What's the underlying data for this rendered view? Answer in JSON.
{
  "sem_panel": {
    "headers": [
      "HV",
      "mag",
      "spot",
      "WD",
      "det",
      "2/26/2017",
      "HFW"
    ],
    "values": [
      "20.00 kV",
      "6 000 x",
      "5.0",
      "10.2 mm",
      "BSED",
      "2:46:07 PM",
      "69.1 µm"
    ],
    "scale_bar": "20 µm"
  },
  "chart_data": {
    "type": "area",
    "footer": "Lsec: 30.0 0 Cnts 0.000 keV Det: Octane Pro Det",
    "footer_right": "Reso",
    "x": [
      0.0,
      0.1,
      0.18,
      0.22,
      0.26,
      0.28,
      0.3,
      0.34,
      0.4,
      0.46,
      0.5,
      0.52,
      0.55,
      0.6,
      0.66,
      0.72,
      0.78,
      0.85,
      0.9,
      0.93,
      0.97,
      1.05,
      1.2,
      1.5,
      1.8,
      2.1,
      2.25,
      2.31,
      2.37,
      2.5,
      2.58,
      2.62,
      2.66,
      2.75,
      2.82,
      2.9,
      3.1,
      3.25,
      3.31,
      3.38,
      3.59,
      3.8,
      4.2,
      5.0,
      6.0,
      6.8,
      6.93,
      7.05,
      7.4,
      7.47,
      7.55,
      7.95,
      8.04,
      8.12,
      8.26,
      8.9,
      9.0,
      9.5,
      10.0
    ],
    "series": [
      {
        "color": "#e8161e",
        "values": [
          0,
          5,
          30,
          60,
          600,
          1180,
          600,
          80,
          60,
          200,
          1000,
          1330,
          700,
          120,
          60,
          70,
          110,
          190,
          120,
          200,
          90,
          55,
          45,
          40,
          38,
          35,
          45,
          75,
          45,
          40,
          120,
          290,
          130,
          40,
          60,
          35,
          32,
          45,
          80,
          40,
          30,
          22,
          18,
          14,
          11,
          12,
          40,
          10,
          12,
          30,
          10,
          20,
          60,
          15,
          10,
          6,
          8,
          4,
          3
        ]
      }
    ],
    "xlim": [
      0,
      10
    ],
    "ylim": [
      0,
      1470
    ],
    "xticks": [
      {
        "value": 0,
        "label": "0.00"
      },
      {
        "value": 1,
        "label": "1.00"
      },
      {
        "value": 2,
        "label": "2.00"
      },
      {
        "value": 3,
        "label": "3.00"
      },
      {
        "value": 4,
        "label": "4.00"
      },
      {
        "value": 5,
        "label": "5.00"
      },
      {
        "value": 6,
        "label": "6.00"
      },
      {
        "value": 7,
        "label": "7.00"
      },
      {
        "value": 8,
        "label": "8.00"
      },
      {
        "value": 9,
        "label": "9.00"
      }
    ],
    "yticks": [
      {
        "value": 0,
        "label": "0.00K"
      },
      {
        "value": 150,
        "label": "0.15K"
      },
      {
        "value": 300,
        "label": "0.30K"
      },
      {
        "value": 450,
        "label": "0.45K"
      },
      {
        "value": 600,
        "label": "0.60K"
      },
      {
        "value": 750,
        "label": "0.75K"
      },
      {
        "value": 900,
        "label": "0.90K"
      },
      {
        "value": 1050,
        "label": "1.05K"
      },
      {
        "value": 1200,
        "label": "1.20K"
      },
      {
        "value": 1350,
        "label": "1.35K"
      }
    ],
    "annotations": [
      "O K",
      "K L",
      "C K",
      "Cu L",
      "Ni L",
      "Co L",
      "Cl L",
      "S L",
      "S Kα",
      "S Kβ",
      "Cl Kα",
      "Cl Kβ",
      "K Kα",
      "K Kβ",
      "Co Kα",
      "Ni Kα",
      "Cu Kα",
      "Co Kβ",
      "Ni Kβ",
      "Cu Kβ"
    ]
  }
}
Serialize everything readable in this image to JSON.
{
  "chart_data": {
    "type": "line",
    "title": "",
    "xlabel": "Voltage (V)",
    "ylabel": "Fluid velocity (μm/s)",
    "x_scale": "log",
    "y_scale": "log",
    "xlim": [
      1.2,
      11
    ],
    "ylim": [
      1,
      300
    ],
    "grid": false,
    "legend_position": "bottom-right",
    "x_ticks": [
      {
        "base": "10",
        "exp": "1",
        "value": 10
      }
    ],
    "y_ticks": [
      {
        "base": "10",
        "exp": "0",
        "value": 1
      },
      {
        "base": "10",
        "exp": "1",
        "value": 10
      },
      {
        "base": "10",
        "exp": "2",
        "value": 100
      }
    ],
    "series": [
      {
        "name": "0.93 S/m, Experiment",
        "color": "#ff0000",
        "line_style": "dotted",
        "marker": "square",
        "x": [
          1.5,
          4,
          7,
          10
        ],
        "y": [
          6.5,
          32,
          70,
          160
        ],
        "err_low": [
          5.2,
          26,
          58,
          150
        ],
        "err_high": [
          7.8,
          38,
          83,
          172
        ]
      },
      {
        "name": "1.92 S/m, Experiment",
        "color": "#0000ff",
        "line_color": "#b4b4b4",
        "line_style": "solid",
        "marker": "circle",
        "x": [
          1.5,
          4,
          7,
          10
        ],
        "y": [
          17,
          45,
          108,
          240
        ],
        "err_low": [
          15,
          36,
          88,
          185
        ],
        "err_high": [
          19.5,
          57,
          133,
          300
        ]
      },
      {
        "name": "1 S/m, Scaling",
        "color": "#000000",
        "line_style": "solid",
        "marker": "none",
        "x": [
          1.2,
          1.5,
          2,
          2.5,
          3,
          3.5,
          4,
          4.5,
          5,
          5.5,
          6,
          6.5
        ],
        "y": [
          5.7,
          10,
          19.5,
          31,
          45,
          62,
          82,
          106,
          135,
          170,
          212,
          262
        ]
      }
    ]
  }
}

**Requirement**
Provide all the records again, word for word.

**Right answer**
What's the underlying data for this rendered view? Answer in JSON.
{
  "sem_panel": {
    "headers": [
      "HV",
      "mag",
      "spot",
      "WD",
      "det",
      "2/26/2017",
      "HFW"
    ],
    "values": [
      "20.00 kV",
      "6 000 x",
      "5.0",
      "10.2 mm",
      "BSED",
      "2:46:07 PM",
      "69.1 µm"
    ],
    "scale_bar": "20 µm"
  },
  "chart_data": {
    "type": "area",
    "footer": "Lsec: 30.0 0 Cnts 0.000 keV Det: Octane Pro Det",
    "footer_right": "Reso",
    "x": [
      0.0,
      0.1,
      0.18,
      0.22,
      0.26,
      0.28,
      0.3,
      0.34,
      0.4,
      0.46,
      0.5,
      0.52,
      0.55,
      0.6,
      0.66,
      0.72,
      0.78,
      0.85,
      0.9,
      0.93,
      0.97,
      1.05,
      1.2,
      1.5,
      1.8,
      2.1,
      2.25,
      2.31,
      2.37,
      2.5,
      2.58,
      2.62,
      2.66,
      2.75,
      2.82,
      2.9,
      3.1,
      3.25,
      3.31,
      3.38,
      3.59,
      3.8,
      4.2,
      5.0,
      6.0,
      6.8,
      6.93,
      7.05,
      7.4,
      7.47,
      7.55,
      7.95,
      8.04,
      8.12,
      8.26,
      8.9,
      9.0,
      9.5,
      10.0
    ],
    "series": [
      {
        "color": "#e8161e",
        "values": [
          0,
          5,
          30,
          60,
          600,
          1180,
          600,
          80,
          60,
          200,
          1000,
          1330,
          700,
          120,
          60,
          70,
          110,
          190,
          120,
          200,
          90,
          55,
          45,
          40,
          38,
          35,
          45,
          75,
          45,
          40,
          120,
          290,
          130,
          40,
          60,
          35,
          32,
          45,
          80,
          40,
          30,
          22,
          18,
          14,
          11,
          12,
          40,
          10,
          12,
          30,
          10,
          20,
          60,
          15,
          10,
          6,
          8,
          4,
          3
        ]
      }
    ],
    "xlim": [
      0,
      10
    ],
    "ylim": [
      0,
      1470
    ],
    "xticks": [
      {
        "value": 0,
        "label": "0.00"
      },
      {
        "value": 1,
        "label": "1.00"
      },
      {
        "value": 2,
        "label": "2.00"
      },
      {
        "value": 3,
        "label": "3.00"
      },
      {
        "value": 4,
        "label": "4.00"
      },
      {
        "value": 5,
        "label": "5.00"
      },
      {
        "value": 6,
        "label": "6.00"
      },
      {
        "value": 7,
        "label": "7.00"
      },
      {
        "value": 8,
        "label": "8.00"
      },
      {
        "value": 9,
        "label": "9.00"
      }
    ],
    "yticks": [
      {
        "value": 0,
        "label": "0.00K"
      },
      {
        "value": 150,
        "label": "0.15K"
      },
      {
        "value": 300,
        "label": "0.30K"
      },
      {
        "value": 450,
        "label": "0.45K"
      },
      {
        "value": 600,
        "label": "0.60K"
      },
      {
        "value": 750,
        "label": "0.75K"
      },
      {
        "value": 900,
        "label": "0.90K"
      },
      {
        "value": 1050,
        "label": "1.05K"
      },
      {
        "value": 1200,
        "label": "1.20K"
      },
      {
        "value": 1350,
        "label": "1.35K"
      }
    ],
    "annotations": [
      "O K",
      "K L",
      "C K",
      "Cu L",
      "Ni L",
      "Co L",
      "Cl L",
      "S L",
      "S Kα",
      "S Kβ",
      "Cl Kα",
      "Cl Kβ",
      "K Kα",
      "K Kβ",
      "Co Kα",
      "Ni Kα",
      "Cu Kα",
      "Co Kβ",
      "Ni Kβ",
      "Cu Kβ"
    ]
  }
}
Serialize everything readable in this image to JSON.
{
  "chart_data": {
    "type": "line",
    "title": "",
    "xlabel": "Voltage (V)",
    "ylabel": "Fluid velocity (μm/s)",
    "x_scale": "log",
    "y_scale": "log",
    "xlim": [
      1.2,
      11
    ],
    "ylim": [
      1,
      300
    ],
    "grid": false,
    "legend_position": "bottom-right",
    "x_ticks": [
      {
        "base": "10",
        "exp": "1",
        "value": 10
      }
    ],
    "y_ticks": [
      {
        "base": "10",
        "exp": "0",
        "value": 1
      },
      {
        "base": "10",
        "exp": "1",
        "value": 10
      },
      {
        "base": "10",
        "exp": "2",
        "value": 100
      }
    ],
    "series": [
      {
        "name": "0.93 S/m, Experiment",
        "color": "#ff0000",
        "line_style": "dotted",
        "marker": "square",
        "x": [
          1.5,
          4,
          7,
          10
        ],
        "y": [
          6.5,
          32,
          70,
          160
        ],
        "err_low": [
          5.2,
          26,
          58,
          150
        ],
        "err_high": [
          7.8,
          38,
          83,
          172
        ]
      },
      {
        "name": "1.92 S/m, Experiment",
        "color": "#0000ff",
        "line_color": "#b4b4b4",
        "line_style": "solid",
        "marker": "circle",
        "x": [
          1.5,
          4,
          7,
          10
        ],
        "y": [
          17,
          45,
          108,
          240
        ],
        "err_low": [
          15,
          36,
          88,
          185
        ],
        "err_high": [
          19.5,
          57,
          133,
          300
        ]
      },
      {
        "name": "1 S/m, Scaling",
        "color": "#000000",
        "line_style": "solid",
        "marker": "none",
        "x": [
          1.2,
          1.5,
          2,
          2.5,
          3,
          3.5,
          4,
          4.5,
          5,
          5.5,
          6,
          6.5
        ],
        "y": [
          5.7,
          10,
          19.5,
          31,
          45,
          62,
          82,
          106,
          135,
          170,
          212,
          262
        ]
      }
    ]
  }
}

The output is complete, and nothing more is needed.